Excerpt from a dataset:
※
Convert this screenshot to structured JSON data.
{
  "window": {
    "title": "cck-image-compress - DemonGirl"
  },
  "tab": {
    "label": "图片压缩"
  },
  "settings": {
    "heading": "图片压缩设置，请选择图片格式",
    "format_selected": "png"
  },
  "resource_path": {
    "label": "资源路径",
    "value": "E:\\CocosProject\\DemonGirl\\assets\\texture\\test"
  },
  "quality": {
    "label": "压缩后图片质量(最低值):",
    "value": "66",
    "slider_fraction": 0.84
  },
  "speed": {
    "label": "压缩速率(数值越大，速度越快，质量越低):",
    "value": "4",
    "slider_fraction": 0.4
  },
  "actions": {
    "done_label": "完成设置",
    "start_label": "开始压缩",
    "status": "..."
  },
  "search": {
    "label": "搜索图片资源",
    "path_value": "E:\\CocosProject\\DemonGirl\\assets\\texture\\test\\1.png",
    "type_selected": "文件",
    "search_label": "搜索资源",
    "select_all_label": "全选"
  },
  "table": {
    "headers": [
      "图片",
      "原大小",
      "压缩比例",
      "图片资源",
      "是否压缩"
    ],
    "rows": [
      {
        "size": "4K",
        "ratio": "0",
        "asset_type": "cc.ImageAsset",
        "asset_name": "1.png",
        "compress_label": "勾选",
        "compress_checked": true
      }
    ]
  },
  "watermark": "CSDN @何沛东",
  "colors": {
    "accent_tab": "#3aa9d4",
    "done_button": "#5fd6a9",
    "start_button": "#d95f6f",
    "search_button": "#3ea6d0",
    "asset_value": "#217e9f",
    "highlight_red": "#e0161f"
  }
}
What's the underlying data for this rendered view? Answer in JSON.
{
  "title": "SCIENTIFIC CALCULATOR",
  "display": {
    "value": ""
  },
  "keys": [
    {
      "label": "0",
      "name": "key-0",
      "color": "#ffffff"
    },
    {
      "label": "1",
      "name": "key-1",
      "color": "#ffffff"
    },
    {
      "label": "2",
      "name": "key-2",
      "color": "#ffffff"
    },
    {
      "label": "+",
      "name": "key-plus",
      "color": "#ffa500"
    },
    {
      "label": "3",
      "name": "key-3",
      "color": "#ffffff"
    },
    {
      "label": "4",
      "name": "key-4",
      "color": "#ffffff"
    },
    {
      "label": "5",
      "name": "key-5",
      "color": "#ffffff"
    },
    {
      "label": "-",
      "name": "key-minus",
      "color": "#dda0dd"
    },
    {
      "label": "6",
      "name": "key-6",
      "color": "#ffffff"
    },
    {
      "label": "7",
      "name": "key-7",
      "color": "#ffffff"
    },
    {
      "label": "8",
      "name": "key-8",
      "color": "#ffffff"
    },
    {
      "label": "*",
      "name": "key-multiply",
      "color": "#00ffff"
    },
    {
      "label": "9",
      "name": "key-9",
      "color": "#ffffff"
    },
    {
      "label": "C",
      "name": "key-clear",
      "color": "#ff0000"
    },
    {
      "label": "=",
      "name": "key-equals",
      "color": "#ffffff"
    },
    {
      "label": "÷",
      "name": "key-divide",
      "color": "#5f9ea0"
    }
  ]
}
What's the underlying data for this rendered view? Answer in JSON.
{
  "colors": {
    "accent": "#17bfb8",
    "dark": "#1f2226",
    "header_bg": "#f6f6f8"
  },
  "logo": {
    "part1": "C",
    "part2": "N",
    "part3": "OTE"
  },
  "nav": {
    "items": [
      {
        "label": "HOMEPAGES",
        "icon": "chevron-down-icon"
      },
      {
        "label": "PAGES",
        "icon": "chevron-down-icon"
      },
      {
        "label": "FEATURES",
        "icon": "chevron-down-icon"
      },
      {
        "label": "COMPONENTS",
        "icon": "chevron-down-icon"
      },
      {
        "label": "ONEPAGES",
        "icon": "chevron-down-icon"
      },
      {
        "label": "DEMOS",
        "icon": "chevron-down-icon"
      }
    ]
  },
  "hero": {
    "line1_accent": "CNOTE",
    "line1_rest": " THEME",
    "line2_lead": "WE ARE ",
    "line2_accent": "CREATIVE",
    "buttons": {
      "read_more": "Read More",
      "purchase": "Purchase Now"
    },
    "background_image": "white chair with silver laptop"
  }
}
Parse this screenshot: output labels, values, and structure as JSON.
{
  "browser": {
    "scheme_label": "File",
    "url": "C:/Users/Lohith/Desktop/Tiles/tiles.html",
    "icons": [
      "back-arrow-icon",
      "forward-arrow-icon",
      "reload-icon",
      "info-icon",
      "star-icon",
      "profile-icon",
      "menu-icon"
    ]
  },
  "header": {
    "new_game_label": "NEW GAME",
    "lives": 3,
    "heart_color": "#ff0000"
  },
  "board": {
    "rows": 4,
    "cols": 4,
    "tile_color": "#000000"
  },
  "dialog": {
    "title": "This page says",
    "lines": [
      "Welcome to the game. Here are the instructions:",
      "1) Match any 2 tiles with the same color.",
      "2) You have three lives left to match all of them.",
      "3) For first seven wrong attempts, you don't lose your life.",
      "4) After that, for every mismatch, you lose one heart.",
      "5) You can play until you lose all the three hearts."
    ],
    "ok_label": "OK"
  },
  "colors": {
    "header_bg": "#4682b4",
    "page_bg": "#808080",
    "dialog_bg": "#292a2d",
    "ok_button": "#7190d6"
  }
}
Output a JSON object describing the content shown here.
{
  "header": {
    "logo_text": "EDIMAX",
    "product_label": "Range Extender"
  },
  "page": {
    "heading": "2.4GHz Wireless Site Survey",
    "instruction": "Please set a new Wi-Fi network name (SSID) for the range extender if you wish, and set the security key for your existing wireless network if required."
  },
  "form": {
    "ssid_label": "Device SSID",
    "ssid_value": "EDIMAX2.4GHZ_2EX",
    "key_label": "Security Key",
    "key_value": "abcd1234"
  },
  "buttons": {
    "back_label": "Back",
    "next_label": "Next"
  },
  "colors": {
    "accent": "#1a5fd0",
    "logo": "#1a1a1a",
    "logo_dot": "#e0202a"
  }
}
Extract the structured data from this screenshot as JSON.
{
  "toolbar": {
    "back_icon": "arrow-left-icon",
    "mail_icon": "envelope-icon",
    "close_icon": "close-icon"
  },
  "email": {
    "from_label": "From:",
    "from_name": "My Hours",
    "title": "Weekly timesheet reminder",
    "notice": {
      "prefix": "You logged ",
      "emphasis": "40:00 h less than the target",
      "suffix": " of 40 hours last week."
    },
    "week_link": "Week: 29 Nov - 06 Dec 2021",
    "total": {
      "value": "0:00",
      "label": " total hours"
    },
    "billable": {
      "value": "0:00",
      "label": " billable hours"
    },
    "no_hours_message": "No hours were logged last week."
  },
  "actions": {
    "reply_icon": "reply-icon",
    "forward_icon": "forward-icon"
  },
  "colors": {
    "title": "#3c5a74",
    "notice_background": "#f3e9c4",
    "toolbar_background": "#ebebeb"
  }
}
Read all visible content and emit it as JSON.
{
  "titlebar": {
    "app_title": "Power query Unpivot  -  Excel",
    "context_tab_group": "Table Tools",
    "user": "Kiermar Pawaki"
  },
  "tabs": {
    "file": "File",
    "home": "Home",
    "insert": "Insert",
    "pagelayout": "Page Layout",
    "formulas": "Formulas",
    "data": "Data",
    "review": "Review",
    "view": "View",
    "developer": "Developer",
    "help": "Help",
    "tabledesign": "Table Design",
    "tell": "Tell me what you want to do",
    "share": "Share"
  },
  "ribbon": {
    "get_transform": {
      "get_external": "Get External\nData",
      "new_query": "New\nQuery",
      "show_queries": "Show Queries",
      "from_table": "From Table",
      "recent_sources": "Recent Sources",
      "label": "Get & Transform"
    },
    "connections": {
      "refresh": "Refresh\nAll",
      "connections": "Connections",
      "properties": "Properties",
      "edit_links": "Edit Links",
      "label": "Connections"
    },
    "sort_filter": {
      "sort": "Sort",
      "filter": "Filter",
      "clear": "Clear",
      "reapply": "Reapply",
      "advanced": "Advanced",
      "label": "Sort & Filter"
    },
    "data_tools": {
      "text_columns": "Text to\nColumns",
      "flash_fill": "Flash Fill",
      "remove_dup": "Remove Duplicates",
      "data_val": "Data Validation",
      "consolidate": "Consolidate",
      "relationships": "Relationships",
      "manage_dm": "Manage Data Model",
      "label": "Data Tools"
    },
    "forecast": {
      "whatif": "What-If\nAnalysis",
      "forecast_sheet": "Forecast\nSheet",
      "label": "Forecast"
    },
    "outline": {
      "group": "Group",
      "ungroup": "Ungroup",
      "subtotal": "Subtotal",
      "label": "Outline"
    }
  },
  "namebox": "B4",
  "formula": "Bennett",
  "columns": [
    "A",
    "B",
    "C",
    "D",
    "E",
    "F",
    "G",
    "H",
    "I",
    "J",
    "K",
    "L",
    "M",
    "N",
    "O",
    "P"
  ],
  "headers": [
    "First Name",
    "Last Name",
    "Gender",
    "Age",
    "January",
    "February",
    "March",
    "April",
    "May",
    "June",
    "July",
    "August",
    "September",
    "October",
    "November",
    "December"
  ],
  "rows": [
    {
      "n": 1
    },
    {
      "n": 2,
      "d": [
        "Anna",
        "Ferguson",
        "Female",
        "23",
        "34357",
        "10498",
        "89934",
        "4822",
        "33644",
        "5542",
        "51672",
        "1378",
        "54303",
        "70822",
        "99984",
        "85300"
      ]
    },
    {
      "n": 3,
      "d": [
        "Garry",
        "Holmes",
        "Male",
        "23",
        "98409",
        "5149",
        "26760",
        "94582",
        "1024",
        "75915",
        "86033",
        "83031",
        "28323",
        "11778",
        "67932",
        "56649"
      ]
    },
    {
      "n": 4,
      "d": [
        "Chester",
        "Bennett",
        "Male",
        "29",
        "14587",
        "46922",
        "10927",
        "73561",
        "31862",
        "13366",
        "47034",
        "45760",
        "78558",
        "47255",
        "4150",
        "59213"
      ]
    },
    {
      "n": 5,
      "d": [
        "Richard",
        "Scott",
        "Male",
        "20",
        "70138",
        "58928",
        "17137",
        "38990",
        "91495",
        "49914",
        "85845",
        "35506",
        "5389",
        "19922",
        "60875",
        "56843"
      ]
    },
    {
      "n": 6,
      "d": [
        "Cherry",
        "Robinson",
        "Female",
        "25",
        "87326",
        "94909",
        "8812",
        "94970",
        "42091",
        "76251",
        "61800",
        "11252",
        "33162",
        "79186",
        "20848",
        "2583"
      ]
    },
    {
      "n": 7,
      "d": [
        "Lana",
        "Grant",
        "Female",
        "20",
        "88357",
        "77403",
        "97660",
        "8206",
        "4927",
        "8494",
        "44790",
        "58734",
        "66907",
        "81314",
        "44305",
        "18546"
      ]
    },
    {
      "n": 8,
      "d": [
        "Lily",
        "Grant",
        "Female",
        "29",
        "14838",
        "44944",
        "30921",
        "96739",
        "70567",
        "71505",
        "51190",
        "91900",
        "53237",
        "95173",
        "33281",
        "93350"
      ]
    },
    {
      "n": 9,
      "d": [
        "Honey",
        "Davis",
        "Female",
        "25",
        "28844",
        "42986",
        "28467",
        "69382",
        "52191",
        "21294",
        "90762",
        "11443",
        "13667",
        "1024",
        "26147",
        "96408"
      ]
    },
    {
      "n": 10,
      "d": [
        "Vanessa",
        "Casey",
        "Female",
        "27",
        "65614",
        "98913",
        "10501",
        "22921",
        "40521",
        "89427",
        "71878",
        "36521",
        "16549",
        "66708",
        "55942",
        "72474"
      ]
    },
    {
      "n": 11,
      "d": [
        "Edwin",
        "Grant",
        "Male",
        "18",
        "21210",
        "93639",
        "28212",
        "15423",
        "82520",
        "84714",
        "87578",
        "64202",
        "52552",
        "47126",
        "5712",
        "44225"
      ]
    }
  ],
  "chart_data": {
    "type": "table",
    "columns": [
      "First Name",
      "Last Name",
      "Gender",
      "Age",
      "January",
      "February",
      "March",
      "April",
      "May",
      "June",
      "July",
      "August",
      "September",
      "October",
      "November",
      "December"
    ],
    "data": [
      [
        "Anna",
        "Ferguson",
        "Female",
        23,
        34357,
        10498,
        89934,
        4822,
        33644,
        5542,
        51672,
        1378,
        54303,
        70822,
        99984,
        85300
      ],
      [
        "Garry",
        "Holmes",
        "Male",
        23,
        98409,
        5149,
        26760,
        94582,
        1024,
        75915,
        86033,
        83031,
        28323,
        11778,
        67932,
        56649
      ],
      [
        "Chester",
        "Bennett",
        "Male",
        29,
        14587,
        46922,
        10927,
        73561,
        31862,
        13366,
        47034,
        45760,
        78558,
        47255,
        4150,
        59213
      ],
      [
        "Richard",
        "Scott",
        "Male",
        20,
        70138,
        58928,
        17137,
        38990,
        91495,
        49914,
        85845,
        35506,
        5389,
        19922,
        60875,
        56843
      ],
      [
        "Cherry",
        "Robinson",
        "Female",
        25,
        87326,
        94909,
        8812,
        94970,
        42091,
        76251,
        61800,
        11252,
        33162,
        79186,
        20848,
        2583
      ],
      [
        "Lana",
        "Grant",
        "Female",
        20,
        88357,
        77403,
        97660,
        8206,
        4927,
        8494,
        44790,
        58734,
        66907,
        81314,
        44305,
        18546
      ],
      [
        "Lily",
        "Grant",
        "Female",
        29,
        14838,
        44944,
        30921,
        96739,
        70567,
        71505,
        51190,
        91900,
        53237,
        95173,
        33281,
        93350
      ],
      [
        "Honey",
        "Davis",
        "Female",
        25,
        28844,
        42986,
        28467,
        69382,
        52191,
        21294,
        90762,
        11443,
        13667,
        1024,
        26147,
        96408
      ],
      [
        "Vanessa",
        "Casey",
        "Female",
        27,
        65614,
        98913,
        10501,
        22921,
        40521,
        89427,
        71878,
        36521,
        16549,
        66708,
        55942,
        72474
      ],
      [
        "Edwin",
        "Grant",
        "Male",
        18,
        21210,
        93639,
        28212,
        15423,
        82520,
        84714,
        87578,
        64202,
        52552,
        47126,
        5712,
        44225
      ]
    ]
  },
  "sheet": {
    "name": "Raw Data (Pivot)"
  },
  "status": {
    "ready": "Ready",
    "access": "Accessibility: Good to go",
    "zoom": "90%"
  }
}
※
SHORT EXERCISE: In the records above, find the lines containing "content" and copy them.

RESPONSE TO THE TASK:
Output a JSON object describing the content shown here.
Read all visible content and emit it as JSON.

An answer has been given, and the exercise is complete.